Copy out all lines in the data below containing the string "Create".

**Items:**
•••
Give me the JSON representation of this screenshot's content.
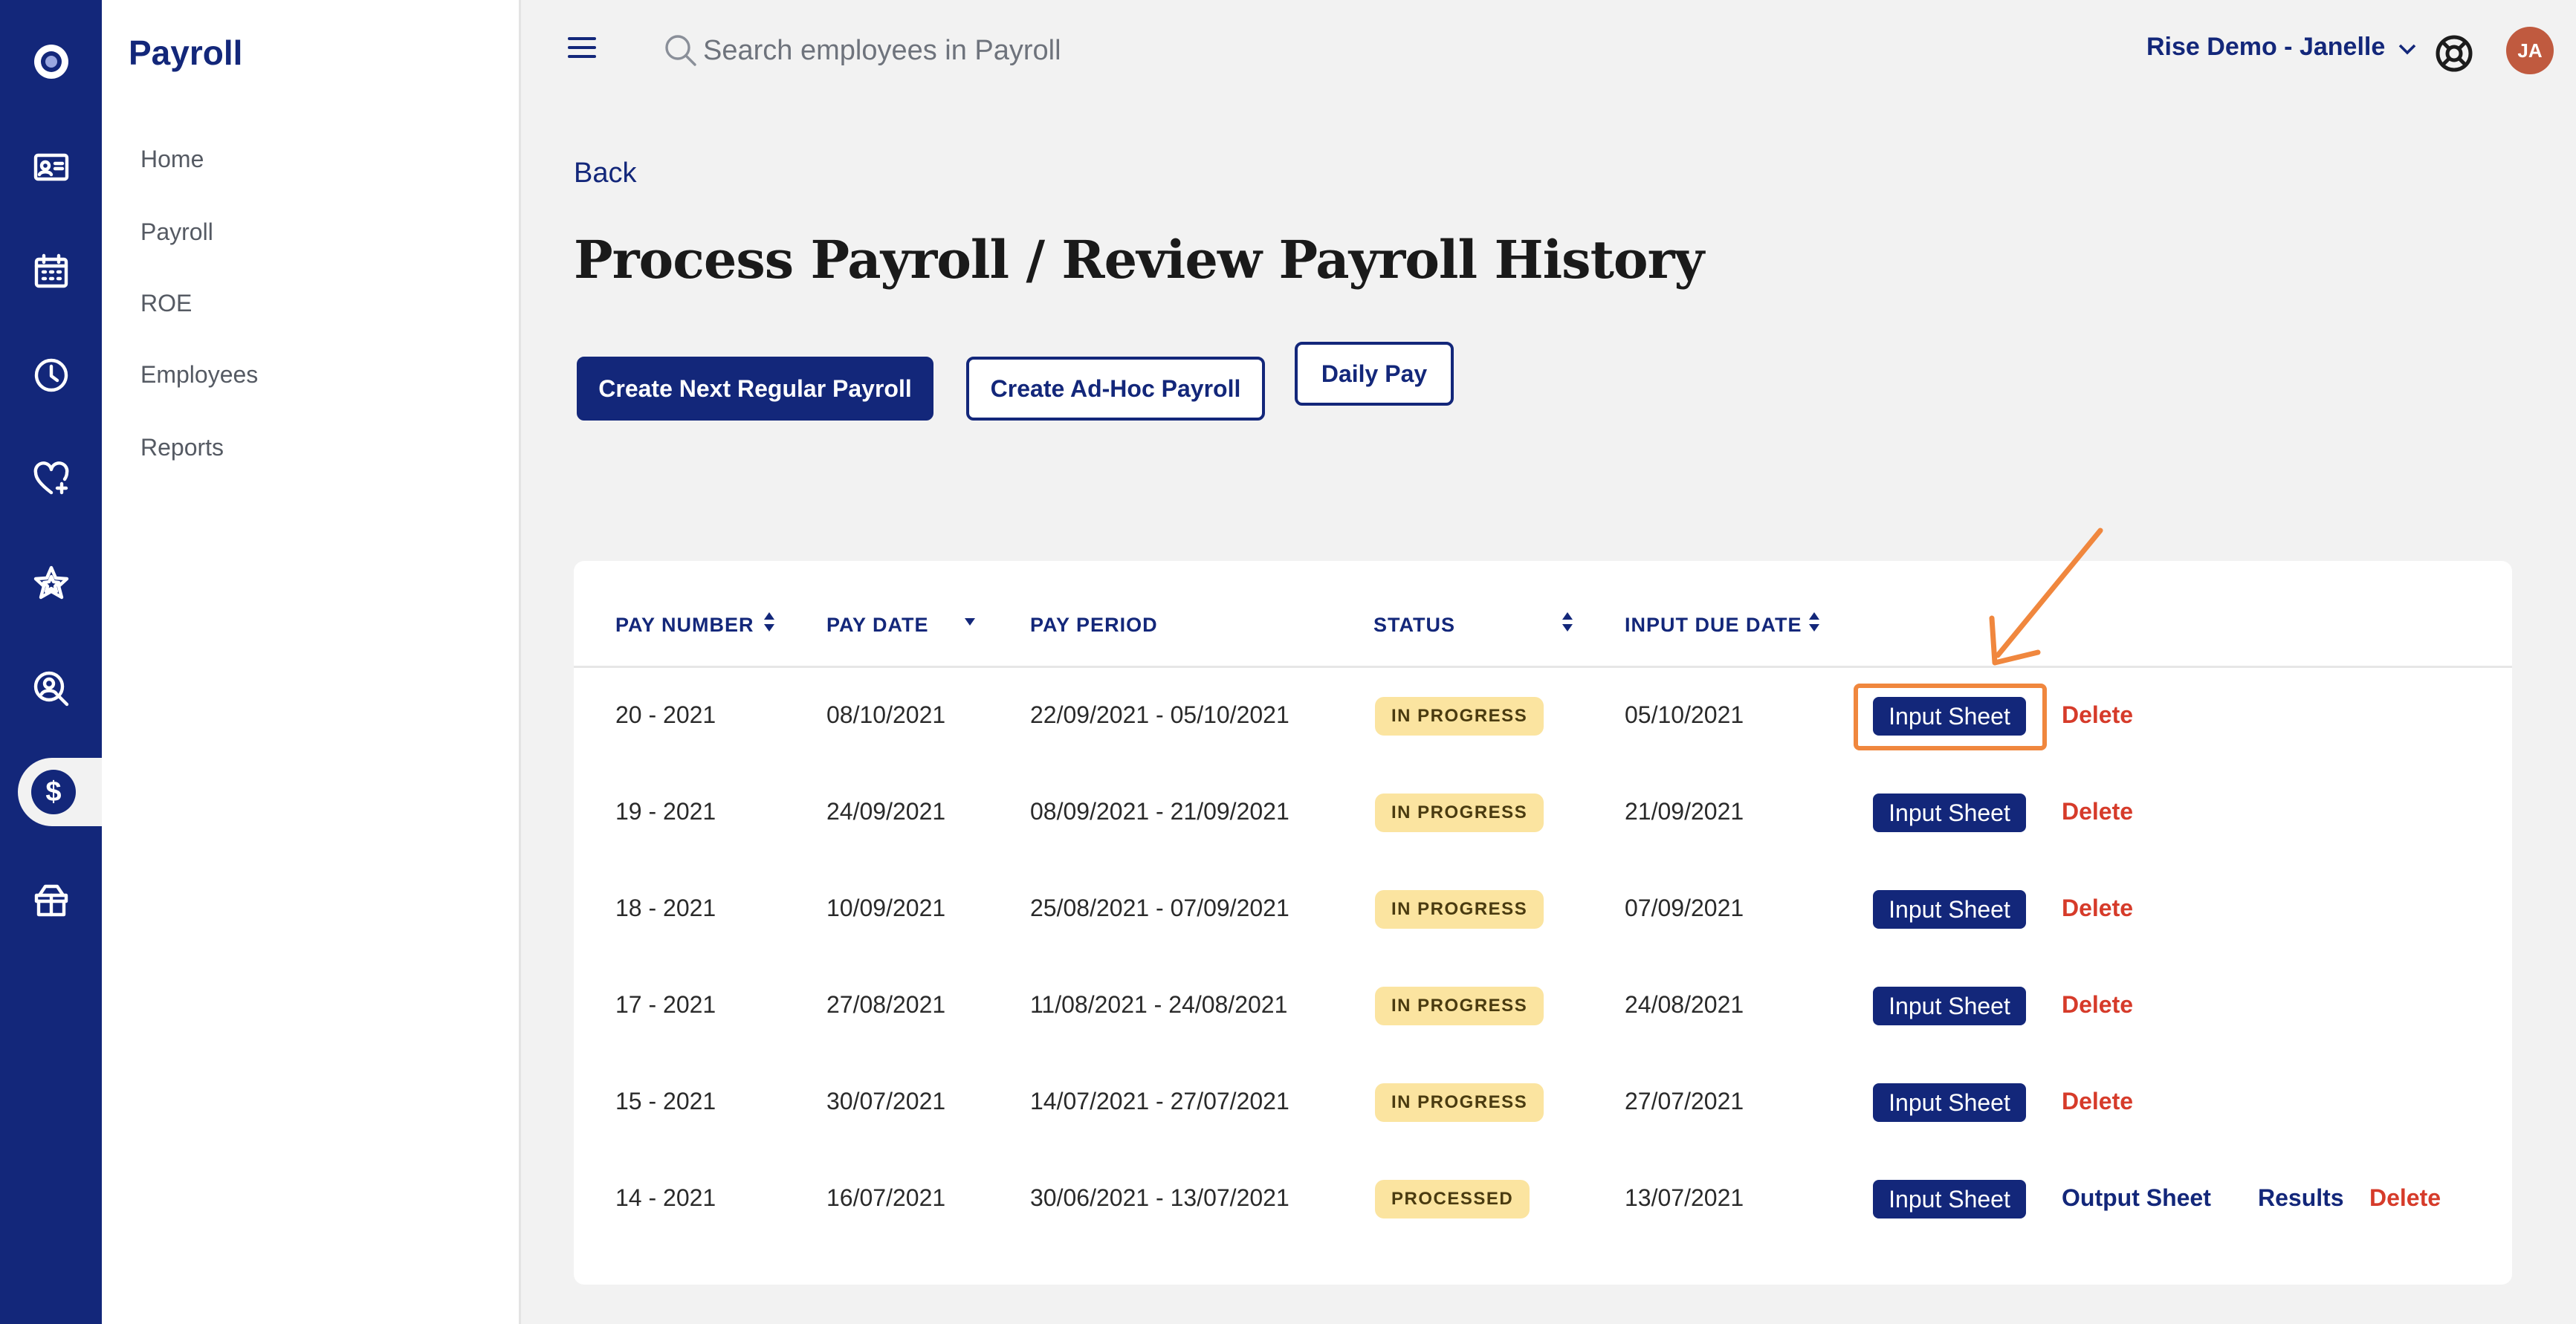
{
  "app": {
    "section_title": "Payroll",
    "colors": {
      "brand": "#13277a",
      "danger": "#d63b2a",
      "badge_bg": "#fbe4a0",
      "highlight": "#f0873e",
      "avatar_bg": "#c05a3f"
    }
  },
  "rail": {
    "icons": [
      "logo-icon",
      "id-card-icon",
      "calendar-icon",
      "clock-icon",
      "heart-plus-icon",
      "star-icon",
      "person-search-icon",
      "dollar-icon",
      "gift-box-icon"
    ],
    "active": "dollar-icon"
  },
  "sidebar": {
    "title": "Payroll",
    "items": [
      {
        "label": "Home"
      },
      {
        "label": "Payroll"
      },
      {
        "label": "ROE"
      },
      {
        "label": "Employees"
      },
      {
        "label": "Reports"
      }
    ]
  },
  "topbar": {
    "search_placeholder": "Search employees in Payroll",
    "account_label": "Rise Demo - Janelle",
    "avatar_initials": "JA"
  },
  "main": {
    "back_label": "Back",
    "title": "Process Payroll / Review Payroll History",
    "buttons": {
      "create_regular": "Create Next Regular Payroll",
      "create_adhoc": "Create Ad-Hoc Payroll",
      "daily_pay": "Daily Pay"
    }
  },
  "table": {
    "columns": {
      "pay_number": "PAY NUMBER",
      "pay_date": "PAY DATE",
      "pay_period": "PAY PERIOD",
      "status": "STATUS",
      "input_due_date": "INPUT DUE DATE"
    },
    "actions": {
      "input_sheet": "Input Sheet",
      "output_sheet": "Output Sheet",
      "results": "Results",
      "delete": "Delete"
    },
    "rows": [
      {
        "pay_number": "20 - 2021",
        "pay_date": "08/10/2021",
        "pay_period": "22/09/2021 - 05/10/2021",
        "status": "IN PROGRESS",
        "input_due_date": "05/10/2021"
      },
      {
        "pay_number": "19 - 2021",
        "pay_date": "24/09/2021",
        "pay_period": "08/09/2021 - 21/09/2021",
        "status": "IN PROGRESS",
        "input_due_date": "21/09/2021"
      },
      {
        "pay_number": "18 - 2021",
        "pay_date": "10/09/2021",
        "pay_period": "25/08/2021 - 07/09/2021",
        "status": "IN PROGRESS",
        "input_due_date": "07/09/2021"
      },
      {
        "pay_number": "17 - 2021",
        "pay_date": "27/08/2021",
        "pay_period": "11/08/2021 - 24/08/2021",
        "status": "IN PROGRESS",
        "input_due_date": "24/08/2021"
      },
      {
        "pay_number": "15 - 2021",
        "pay_date": "30/07/2021",
        "pay_period": "14/07/2021 - 27/07/2021",
        "status": "IN PROGRESS",
        "input_due_date": "27/07/2021"
      },
      {
        "pay_number": "14 - 2021",
        "pay_date": "16/07/2021",
        "pay_period": "30/06/2021 - 13/07/2021",
        "status": "PROCESSED",
        "input_due_date": "13/07/2021"
      }
    ]
  }
}
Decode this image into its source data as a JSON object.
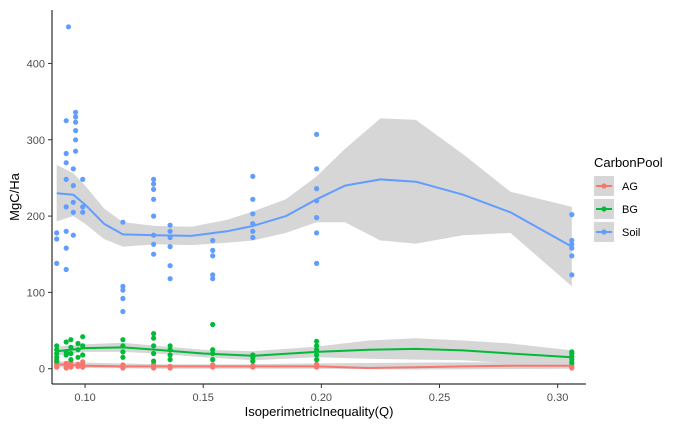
{
  "chart_data": {
    "type": "scatter",
    "title": "",
    "xlabel": "IsoperimetricInequality(Q)",
    "ylabel": "MgC/Ha",
    "xlim": [
      0.086,
      0.312
    ],
    "ylim": [
      -20,
      470
    ],
    "xticks": [
      0.1,
      0.15,
      0.2,
      0.25,
      0.3
    ],
    "xtick_labels": [
      "0.10",
      "0.15",
      "0.20",
      "0.25",
      "0.30"
    ],
    "yticks": [
      0,
      100,
      200,
      300,
      400
    ],
    "ytick_labels": [
      "0",
      "100",
      "200",
      "300",
      "400"
    ],
    "grid": false,
    "legend": {
      "title": "CarbonPool",
      "position": "right"
    },
    "series": [
      {
        "name": "AG",
        "color": "#f8766d",
        "points": [
          [
            0.088,
            2
          ],
          [
            0.088,
            5
          ],
          [
            0.088,
            8
          ],
          [
            0.088,
            12
          ],
          [
            0.092,
            1
          ],
          [
            0.092,
            4
          ],
          [
            0.092,
            7
          ],
          [
            0.094,
            2
          ],
          [
            0.094,
            6
          ],
          [
            0.094,
            10
          ],
          [
            0.097,
            3
          ],
          [
            0.097,
            6
          ],
          [
            0.099,
            2
          ],
          [
            0.099,
            5
          ],
          [
            0.099,
            9
          ],
          [
            0.116,
            1
          ],
          [
            0.116,
            3
          ],
          [
            0.116,
            5
          ],
          [
            0.129,
            1
          ],
          [
            0.129,
            3
          ],
          [
            0.129,
            6
          ],
          [
            0.136,
            1
          ],
          [
            0.136,
            3
          ],
          [
            0.154,
            2
          ],
          [
            0.154,
            5
          ],
          [
            0.171,
            2
          ],
          [
            0.171,
            4
          ],
          [
            0.198,
            2
          ],
          [
            0.198,
            4
          ],
          [
            0.198,
            6
          ],
          [
            0.306,
            1
          ],
          [
            0.306,
            3
          ],
          [
            0.306,
            5
          ]
        ],
        "smooth": [
          [
            0.088,
            6
          ],
          [
            0.1,
            4
          ],
          [
            0.116,
            3
          ],
          [
            0.13,
            3
          ],
          [
            0.15,
            3
          ],
          [
            0.171,
            3
          ],
          [
            0.198,
            3
          ],
          [
            0.22,
            1
          ],
          [
            0.24,
            2
          ],
          [
            0.26,
            3
          ],
          [
            0.28,
            4
          ],
          [
            0.306,
            4
          ]
        ],
        "band": [
          [
            0.088,
            2,
            10
          ],
          [
            0.1,
            1,
            8
          ],
          [
            0.13,
            0,
            6
          ],
          [
            0.171,
            0,
            6
          ],
          [
            0.198,
            0,
            7
          ],
          [
            0.24,
            -1,
            8
          ],
          [
            0.306,
            0,
            9
          ]
        ]
      },
      {
        "name": "BG",
        "color": "#00ba38",
        "points": [
          [
            0.088,
            10
          ],
          [
            0.088,
            15
          ],
          [
            0.088,
            20
          ],
          [
            0.088,
            25
          ],
          [
            0.088,
            30
          ],
          [
            0.092,
            18
          ],
          [
            0.092,
            22
          ],
          [
            0.092,
            35
          ],
          [
            0.094,
            12
          ],
          [
            0.094,
            20
          ],
          [
            0.094,
            28
          ],
          [
            0.094,
            38
          ],
          [
            0.097,
            15
          ],
          [
            0.097,
            25
          ],
          [
            0.097,
            33
          ],
          [
            0.099,
            18
          ],
          [
            0.099,
            30
          ],
          [
            0.099,
            42
          ],
          [
            0.116,
            15
          ],
          [
            0.116,
            22
          ],
          [
            0.116,
            30
          ],
          [
            0.116,
            38
          ],
          [
            0.129,
            10
          ],
          [
            0.129,
            20
          ],
          [
            0.129,
            30
          ],
          [
            0.129,
            40
          ],
          [
            0.129,
            46
          ],
          [
            0.136,
            12
          ],
          [
            0.136,
            18
          ],
          [
            0.136,
            25
          ],
          [
            0.136,
            30
          ],
          [
            0.154,
            12
          ],
          [
            0.154,
            20
          ],
          [
            0.154,
            25
          ],
          [
            0.154,
            58
          ],
          [
            0.171,
            10
          ],
          [
            0.171,
            15
          ],
          [
            0.171,
            18
          ],
          [
            0.198,
            12
          ],
          [
            0.198,
            18
          ],
          [
            0.198,
            25
          ],
          [
            0.198,
            30
          ],
          [
            0.198,
            36
          ],
          [
            0.306,
            8
          ],
          [
            0.306,
            12
          ],
          [
            0.306,
            16
          ],
          [
            0.306,
            20
          ],
          [
            0.306,
            22
          ]
        ],
        "smooth": [
          [
            0.088,
            23
          ],
          [
            0.1,
            27
          ],
          [
            0.116,
            28
          ],
          [
            0.13,
            25
          ],
          [
            0.15,
            20
          ],
          [
            0.171,
            17
          ],
          [
            0.198,
            22
          ],
          [
            0.22,
            25
          ],
          [
            0.24,
            26
          ],
          [
            0.26,
            24
          ],
          [
            0.28,
            20
          ],
          [
            0.306,
            15
          ]
        ],
        "band": [
          [
            0.088,
            17,
            29
          ],
          [
            0.1,
            22,
            32
          ],
          [
            0.116,
            22,
            34
          ],
          [
            0.13,
            20,
            30
          ],
          [
            0.15,
            15,
            25
          ],
          [
            0.171,
            11,
            23
          ],
          [
            0.198,
            15,
            29
          ],
          [
            0.22,
            13,
            37
          ],
          [
            0.24,
            12,
            40
          ],
          [
            0.26,
            11,
            37
          ],
          [
            0.28,
            7,
            33
          ],
          [
            0.306,
            6,
            24
          ]
        ]
      },
      {
        "name": "Soil",
        "color": "#619cff",
        "points": [
          [
            0.088,
            138
          ],
          [
            0.088,
            170
          ],
          [
            0.088,
            178
          ],
          [
            0.092,
            130
          ],
          [
            0.092,
            158
          ],
          [
            0.092,
            180
          ],
          [
            0.092,
            212
          ],
          [
            0.092,
            248
          ],
          [
            0.092,
            270
          ],
          [
            0.092,
            282
          ],
          [
            0.092,
            325
          ],
          [
            0.093,
            448
          ],
          [
            0.095,
            175
          ],
          [
            0.095,
            205
          ],
          [
            0.095,
            218
          ],
          [
            0.095,
            240
          ],
          [
            0.095,
            262
          ],
          [
            0.096,
            285
          ],
          [
            0.096,
            300
          ],
          [
            0.096,
            312
          ],
          [
            0.096,
            323
          ],
          [
            0.096,
            330
          ],
          [
            0.096,
            336
          ],
          [
            0.099,
            205
          ],
          [
            0.099,
            212
          ],
          [
            0.099,
            248
          ],
          [
            0.116,
            75
          ],
          [
            0.116,
            92
          ],
          [
            0.116,
            103
          ],
          [
            0.116,
            108
          ],
          [
            0.116,
            192
          ],
          [
            0.129,
            150
          ],
          [
            0.129,
            163
          ],
          [
            0.129,
            175
          ],
          [
            0.129,
            200
          ],
          [
            0.129,
            222
          ],
          [
            0.129,
            235
          ],
          [
            0.129,
            242
          ],
          [
            0.129,
            248
          ],
          [
            0.136,
            118
          ],
          [
            0.136,
            135
          ],
          [
            0.136,
            160
          ],
          [
            0.136,
            172
          ],
          [
            0.136,
            180
          ],
          [
            0.136,
            188
          ],
          [
            0.154,
            118
          ],
          [
            0.154,
            123
          ],
          [
            0.154,
            148
          ],
          [
            0.154,
            155
          ],
          [
            0.154,
            168
          ],
          [
            0.171,
            172
          ],
          [
            0.171,
            180
          ],
          [
            0.171,
            190
          ],
          [
            0.171,
            203
          ],
          [
            0.171,
            222
          ],
          [
            0.171,
            252
          ],
          [
            0.198,
            138
          ],
          [
            0.198,
            178
          ],
          [
            0.198,
            198
          ],
          [
            0.198,
            220
          ],
          [
            0.198,
            236
          ],
          [
            0.198,
            262
          ],
          [
            0.198,
            307
          ],
          [
            0.306,
            123
          ],
          [
            0.306,
            148
          ],
          [
            0.306,
            158
          ],
          [
            0.306,
            163
          ],
          [
            0.306,
            168
          ],
          [
            0.306,
            202
          ]
        ],
        "smooth": [
          [
            0.088,
            230
          ],
          [
            0.095,
            228
          ],
          [
            0.1,
            215
          ],
          [
            0.108,
            190
          ],
          [
            0.116,
            176
          ],
          [
            0.13,
            175
          ],
          [
            0.145,
            174
          ],
          [
            0.16,
            180
          ],
          [
            0.171,
            187
          ],
          [
            0.185,
            200
          ],
          [
            0.198,
            222
          ],
          [
            0.21,
            240
          ],
          [
            0.225,
            248
          ],
          [
            0.24,
            245
          ],
          [
            0.26,
            228
          ],
          [
            0.28,
            205
          ],
          [
            0.306,
            160
          ]
        ],
        "band": [
          [
            0.088,
            193,
            267
          ],
          [
            0.095,
            200,
            256
          ],
          [
            0.1,
            190,
            240
          ],
          [
            0.108,
            170,
            210
          ],
          [
            0.116,
            160,
            192
          ],
          [
            0.13,
            163,
            187
          ],
          [
            0.145,
            162,
            186
          ],
          [
            0.16,
            165,
            195
          ],
          [
            0.171,
            168,
            206
          ],
          [
            0.185,
            178,
            222
          ],
          [
            0.198,
            192,
            252
          ],
          [
            0.21,
            192,
            288
          ],
          [
            0.225,
            168,
            328
          ],
          [
            0.24,
            164,
            326
          ],
          [
            0.26,
            175,
            281
          ],
          [
            0.28,
            178,
            232
          ],
          [
            0.306,
            108,
            212
          ]
        ]
      }
    ]
  }
}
•••
**Answer in full:**
      "create_regular": "Create Next Regular Payroll",
      "create_adhoc": "Create Ad-Hoc Payroll",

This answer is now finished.